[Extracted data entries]
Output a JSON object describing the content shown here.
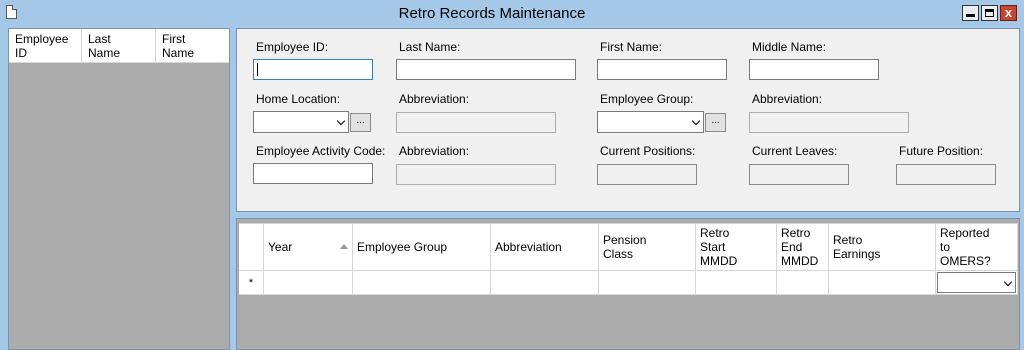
{
  "window": {
    "title": "Retro Records Maintenance",
    "controls": {
      "minimize_icon": "minimize-icon",
      "maximize_icon": "maximize-icon",
      "close_icon": "close-icon",
      "close_glyph": "x"
    }
  },
  "employee_list": {
    "columns": [
      {
        "line1": "Employee",
        "line2": "ID"
      },
      {
        "line1": "Last",
        "line2": "Name"
      },
      {
        "line1": "First",
        "line2": "Name"
      }
    ]
  },
  "form": {
    "employee_id": {
      "label": "Employee ID:",
      "value": ""
    },
    "last_name": {
      "label": "Last Name:",
      "value": ""
    },
    "first_name": {
      "label": "First Name:",
      "value": ""
    },
    "middle_name": {
      "label": "Middle Name:",
      "value": ""
    },
    "home_location": {
      "label": "Home Location:",
      "value": "",
      "lookup_label": "..."
    },
    "home_abbreviation": {
      "label": "Abbreviation:",
      "value": ""
    },
    "employee_group": {
      "label": "Employee Group:",
      "value": "",
      "lookup_label": "..."
    },
    "group_abbreviation": {
      "label": "Abbreviation:",
      "value": ""
    },
    "activity_code": {
      "label": "Employee Activity Code:",
      "value": ""
    },
    "activity_abbreviation": {
      "label": "Abbreviation:",
      "value": ""
    },
    "current_positions": {
      "label": "Current Positions:",
      "value": ""
    },
    "current_leaves": {
      "label": "Current Leaves:",
      "value": ""
    },
    "future_position": {
      "label": "Future Position:",
      "value": ""
    }
  },
  "grid": {
    "columns": {
      "year": "Year",
      "employee_group": "Employee Group",
      "abbreviation": "Abbreviation",
      "pension_class": [
        "Pension",
        "Class"
      ],
      "retro_start": [
        "Retro",
        "Start",
        "MMDD"
      ],
      "retro_end": [
        "Retro",
        "End",
        "MMDD"
      ],
      "retro_earnings": [
        "Retro",
        "Earnings"
      ],
      "reported": [
        "Reported",
        "to",
        "OMERS?"
      ]
    },
    "sort": {
      "column": "year",
      "direction": "ascending"
    },
    "new_row_marker": "*"
  }
}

• _Task statement_
Quote every record above exactly, omitting any pictures they contain.

• _Reply to the task_
Output a JSON object describing the content shown here.
{
  "window": {
    "title": "Retro Records Maintenance",
    "controls": {
      "minimize_icon": "minimize-icon",
      "maximize_icon": "maximize-icon",
      "close_icon": "close-icon",
      "close_glyph": "x"
    }
  },
  "employee_list": {
    "columns": [
      {
        "line1": "Employee",
        "line2": "ID"
      },
      {
        "line1": "Last",
        "line2": "Name"
      },
      {
        "line1": "First",
        "line2": "Name"
      }
    ]
  },
  "form": {
    "employee_id": {
      "label": "Employee ID:",
      "value": ""
    },
    "last_name": {
      "label": "Last Name:",
      "value": ""
    },
    "first_name": {
      "label": "First Name:",
      "value": ""
    },
    "middle_name": {
      "label": "Middle Name:",
      "value": ""
    },
    "home_location": {
      "label": "Home Location:",
      "value": "",
      "lookup_label": "..."
    },
    "home_abbreviation": {
      "label": "Abbreviation:",
      "value": ""
    },
    "employee_group": {
      "label": "Employee Group:",
      "value": "",
      "lookup_label": "..."
    },
    "group_abbreviation": {
      "label": "Abbreviation:",
      "value": ""
    },
    "activity_code": {
      "label": "Employee Activity Code:",
      "value": ""
    },
    "activity_abbreviation": {
      "label": "Abbreviation:",
      "value": ""
    },
    "current_positions": {
      "label": "Current Positions:",
      "value": ""
    },
    "current_leaves": {
      "label": "Current Leaves:",
      "value": ""
    },
    "future_position": {
      "label": "Future Position:",
      "value": ""
    }
  },
  "grid": {
    "columns": {
      "year": "Year",
      "employee_group": "Employee Group",
      "abbreviation": "Abbreviation",
      "pension_class": [
        "Pension",
        "Class"
      ],
      "retro_start": [
        "Retro",
        "Start",
        "MMDD"
      ],
      "retro_end": [
        "Retro",
        "End",
        "MMDD"
      ],
      "retro_earnings": [
        "Retro",
        "Earnings"
      ],
      "reported": [
        "Reported",
        "to",
        "OMERS?"
      ]
    },
    "sort": {
      "column": "year",
      "direction": "ascending"
    },
    "new_row_marker": "*"
  }
}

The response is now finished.